(Beginning of EXTRACTED INFORMATION)

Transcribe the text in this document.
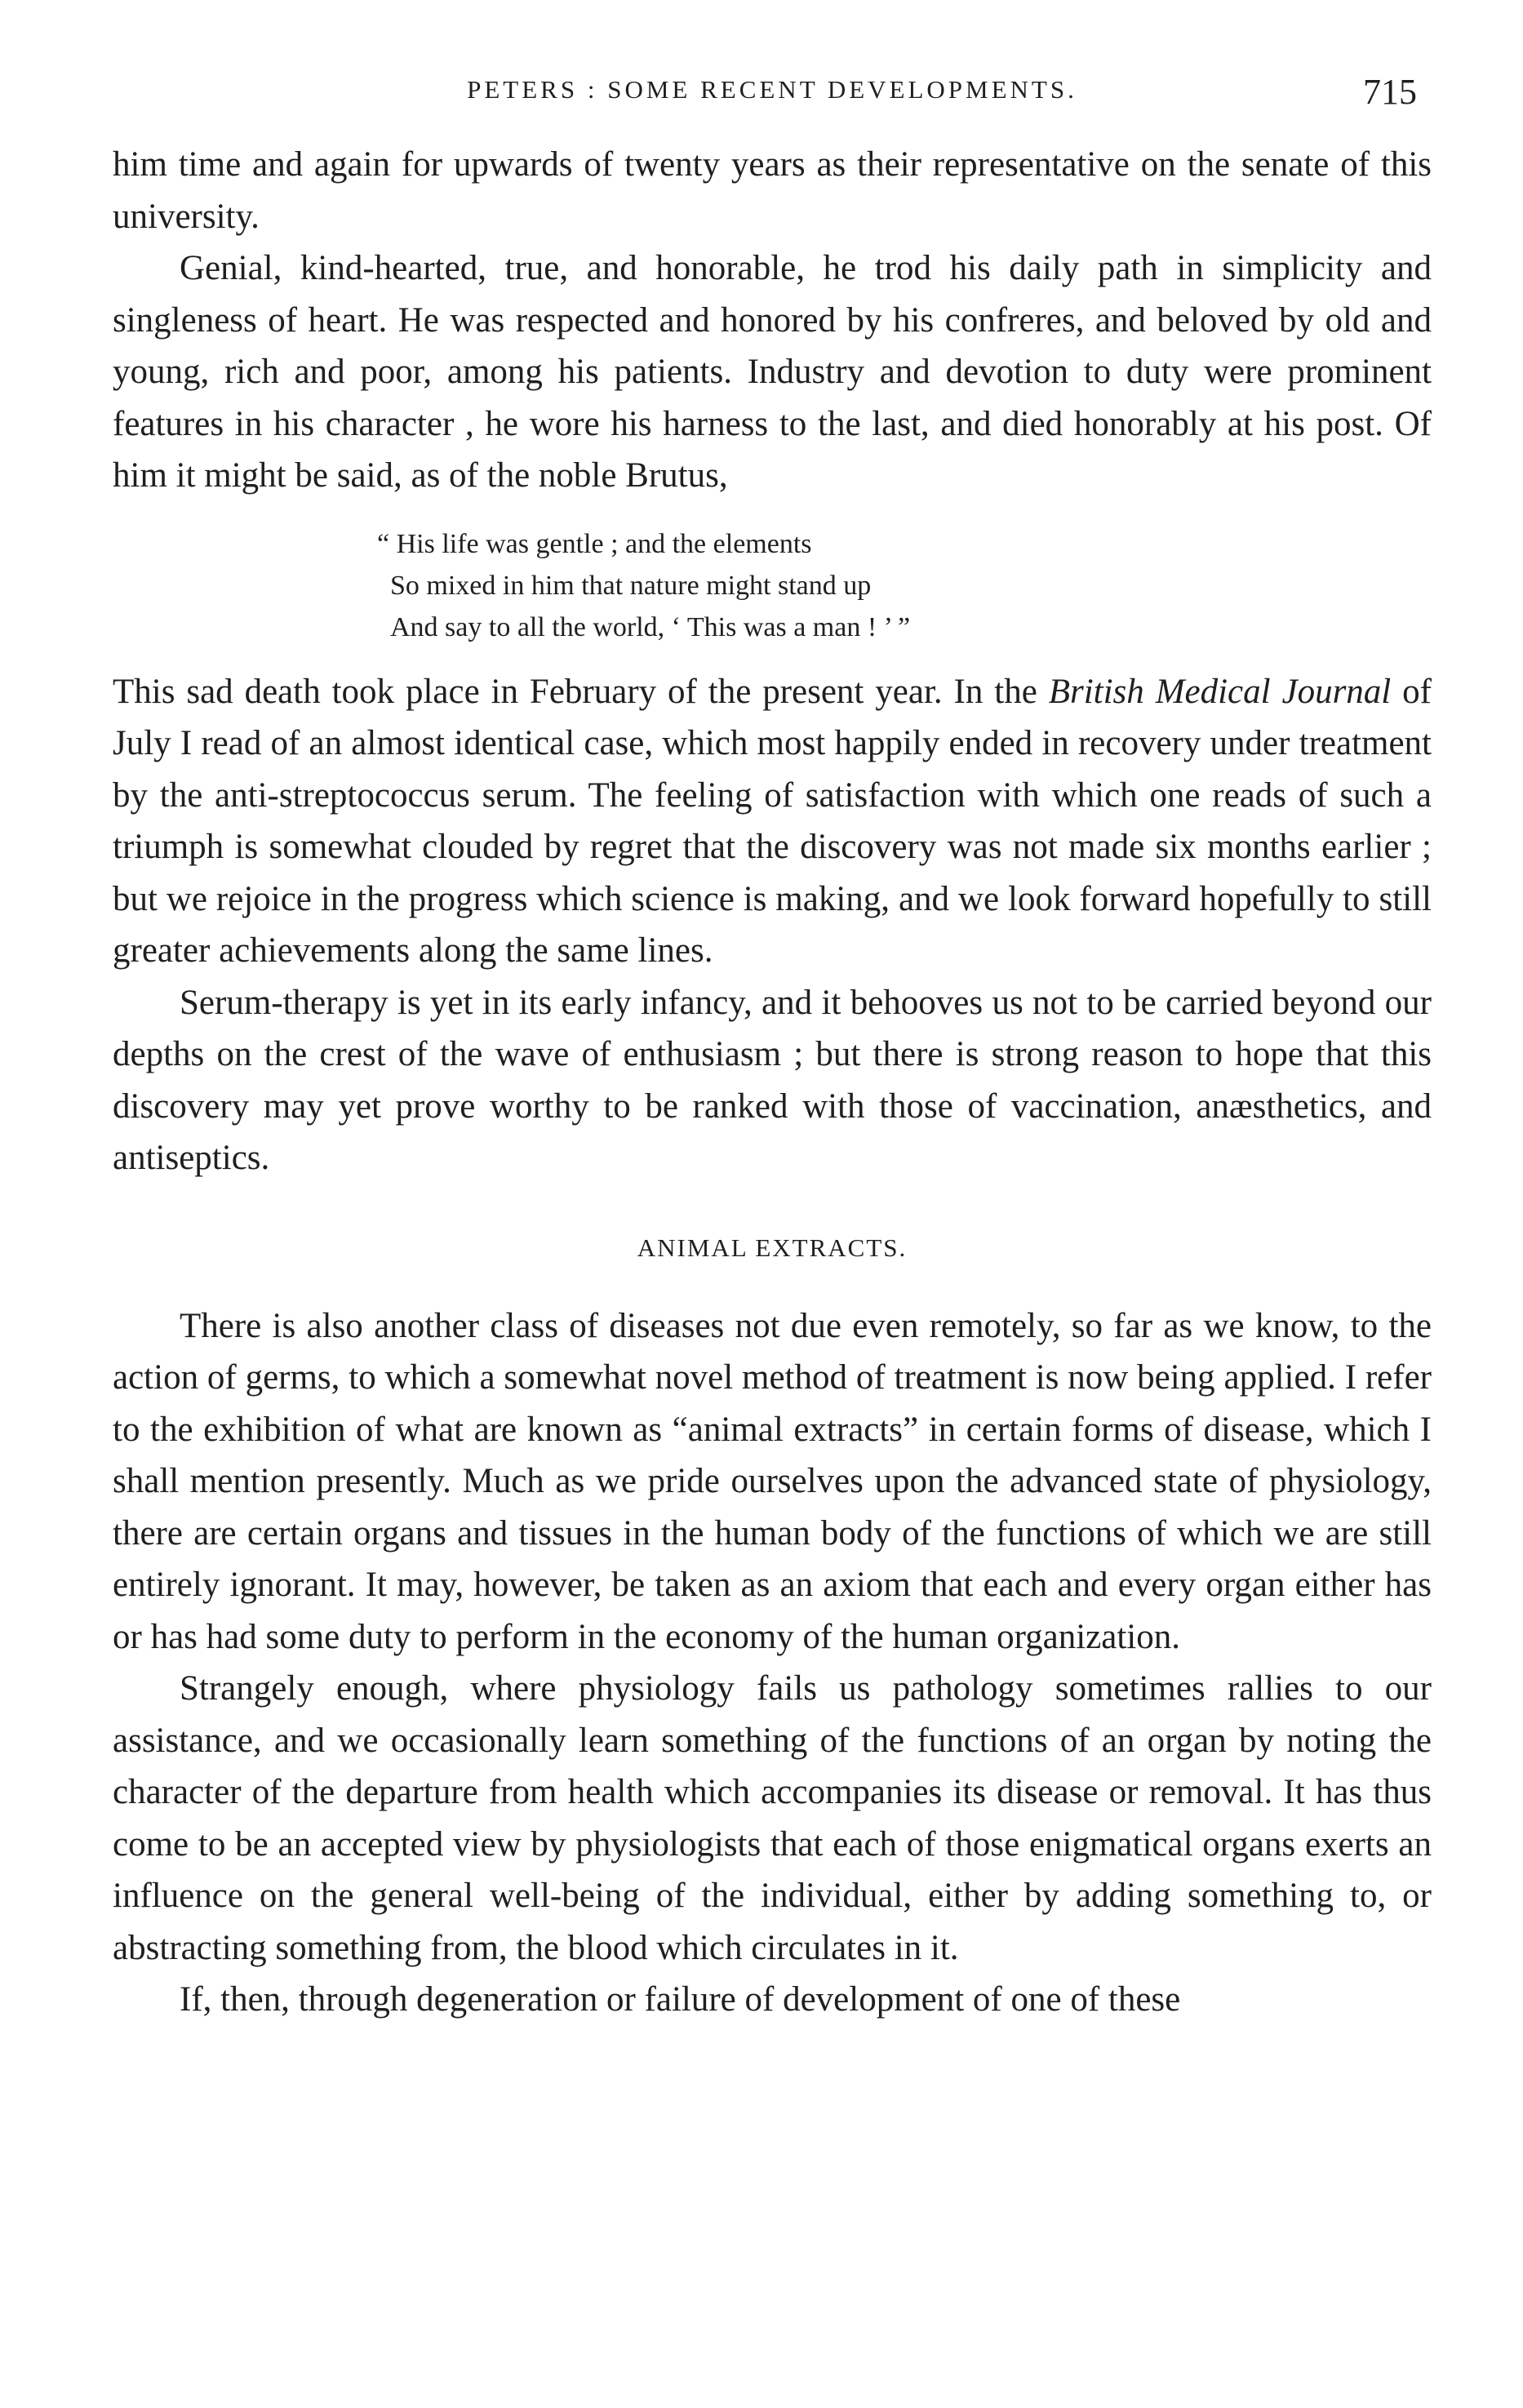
PETERS : SOME RECENT DEVELOPMENTS.	715

him time and again for upwards of twenty years as their representative on the senate of this university.

Genial, kind-hearted, true, and honorable, he trod his daily path in simplicity and singleness of heart. He was respected and honored by his confreres, and beloved by old and young, rich and poor, among his patients. Industry and devotion to duty were prominent features in his character , he wore his harness to the last, and died honorably at his post. Of him it might be said, as of the noble Brutus,

“ His life was gentle ; and the elements
So mixed in him that nature might stand up
And say to all the world, ‘ This was a man ! ’ ”

This sad death took place in February of the present year. In the British Medical Journal of July I read of an almost identical case, which most happily ended in recovery under treatment by the anti-streptococcus serum. The feeling of satisfaction with which one reads of such a triumph is somewhat clouded by regret that the discovery was not made six months earlier ; but we rejoice in the progress which science is making, and we look forward hopefully to still greater achievements along the same lines.

Serum-therapy is yet in its early infancy, and it behooves us not to be carried beyond our depths on the crest of the wave of enthusiasm ; but there is strong reason to hope that this discovery may yet prove worthy to be ranked with those of vaccination, anæsthetics, and antiseptics.

ANIMAL EXTRACTS.

There is also another class of diseases not due even remotely, so far as we know, to the action of germs, to which a somewhat novel method of treatment is now being applied. I refer to the exhibition of what are known as “animal extracts” in certain forms of disease, which I shall mention presently. Much as we pride ourselves upon the advanced state of physiology, there are certain organs and tissues in the human body of the functions of which we are still entirely ignorant. It may, however, be taken as an axiom that each and every organ either has or has had some duty to perform in the economy of the human organization.

Strangely enough, where physiology fails us pathology sometimes rallies to our assistance, and we occasionally learn something of the functions of an organ by noting the character of the departure from health which accompanies its disease or removal. It has thus come to be an accepted view by physiologists that each of those enigmatical organs exerts an influence on the general well-being of the individual, either by adding something to, or abstracting something from, the blood which circulates in it.

If, then, through degeneration or failure of development of one of these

(End of EXTRACTED INFORMATION)

* WORK ORDER
Print every entry above verbatim but drop the images.

* RESULT OF THE TASK
Transcribe the text in this document.
PETERS : SOME RECENT DEVELOPMENTS.	715

him time and again for upwards of twenty years as their representative on the senate of this university.

Genial, kind-hearted, true, and honorable, he trod his daily path in simplicity and singleness of heart. He was respected and honored by his confreres, and beloved by old and young, rich and poor, among his patients. Industry and devotion to duty were prominent features in his character , he wore his harness to the last, and died honorably at his post. Of him it might be said, as of the noble Brutus,

“ His life was gentle ; and the elements
So mixed in him that nature might stand up
And say to all the world, ‘ This was a man ! ’ ”

This sad death took place in February of the present year. In the British Medical Journal of July I read of an almost identical case, which most happily ended in recovery under treatment by the anti-streptococcus serum. The feeling of satisfaction with which one reads of such a triumph is somewhat clouded by regret that the discovery was not made six months earlier ; but we rejoice in the progress which science is making, and we look forward hopefully to still greater achievements along the same lines.

Serum-therapy is yet in its early infancy, and it behooves us not to be carried beyond our depths on the crest of the wave of enthusiasm ; but there is strong reason to hope that this discovery may yet prove worthy to be ranked with those of vaccination, anæsthetics, and antiseptics.

ANIMAL EXTRACTS.

There is also another class of diseases not due even remotely, so far as we know, to the action of germs, to which a somewhat novel method of treatment is now being applied. I refer to the exhibition of what are known as “animal extracts” in certain forms of disease, which I shall mention presently. Much as we pride ourselves upon the advanced state of physiology, there are certain organs and tissues in the human body of the functions of which we are still entirely ignorant. It may, however, be taken as an axiom that each and every organ either has or has had some duty to perform in the economy of the human organization.

Strangely enough, where physiology fails us pathology sometimes rallies to our assistance, and we occasionally learn something of the functions of an organ by noting the character of the departure from health which accompanies its disease or removal. It has thus come to be an accepted view by physiologists that each of those enigmatical organs exerts an influence on the general well-being of the individual, either by adding something to, or abstracting something from, the blood which circulates in it.

If, then, through degeneration or failure of development of one of these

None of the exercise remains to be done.